[Data extracted from a collection]

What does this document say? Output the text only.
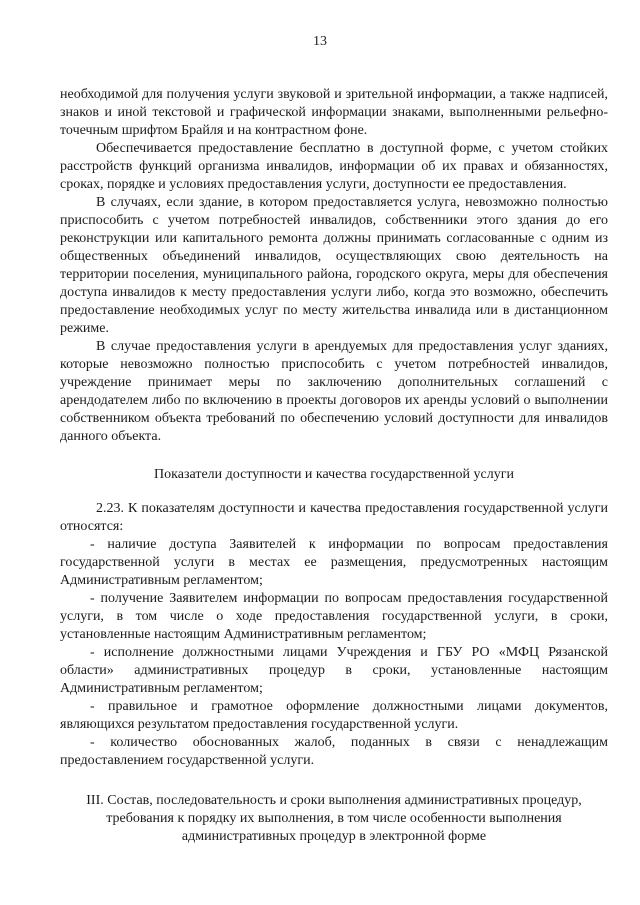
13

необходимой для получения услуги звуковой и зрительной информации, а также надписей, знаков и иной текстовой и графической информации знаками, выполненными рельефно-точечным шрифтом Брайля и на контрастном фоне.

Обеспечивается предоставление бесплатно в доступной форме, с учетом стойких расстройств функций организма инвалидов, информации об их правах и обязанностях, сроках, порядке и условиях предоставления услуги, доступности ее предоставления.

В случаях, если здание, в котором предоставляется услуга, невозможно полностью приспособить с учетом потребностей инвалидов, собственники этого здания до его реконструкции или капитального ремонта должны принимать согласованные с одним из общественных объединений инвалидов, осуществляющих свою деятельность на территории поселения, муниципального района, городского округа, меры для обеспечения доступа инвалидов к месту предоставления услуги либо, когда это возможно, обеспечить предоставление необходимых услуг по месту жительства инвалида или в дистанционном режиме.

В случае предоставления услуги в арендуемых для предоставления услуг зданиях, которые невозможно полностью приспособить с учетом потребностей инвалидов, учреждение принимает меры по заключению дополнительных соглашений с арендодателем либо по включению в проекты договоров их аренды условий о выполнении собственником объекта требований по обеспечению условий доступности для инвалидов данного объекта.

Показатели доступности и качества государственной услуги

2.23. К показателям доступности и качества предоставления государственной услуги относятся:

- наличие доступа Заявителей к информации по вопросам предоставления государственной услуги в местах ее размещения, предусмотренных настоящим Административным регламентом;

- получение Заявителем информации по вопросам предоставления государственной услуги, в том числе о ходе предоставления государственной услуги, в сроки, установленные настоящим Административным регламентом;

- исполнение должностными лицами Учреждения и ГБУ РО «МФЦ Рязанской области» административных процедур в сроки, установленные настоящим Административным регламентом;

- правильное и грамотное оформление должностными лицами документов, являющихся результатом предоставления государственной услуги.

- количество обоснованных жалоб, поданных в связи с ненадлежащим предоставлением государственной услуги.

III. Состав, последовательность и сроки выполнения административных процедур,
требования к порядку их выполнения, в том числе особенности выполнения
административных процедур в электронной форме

The request:
Find the word "административных" in the material, then list each line that holds it.

Written answer:
- исполнение должностными лицами Учреждения и ГБУ РО «МФЦ Рязанской области» административных процедур в сроки, установленные настоящим Административным регламентом;
III. Состав, последовательность и сроки выполнения административных процедур,
административных процедур в электронной форме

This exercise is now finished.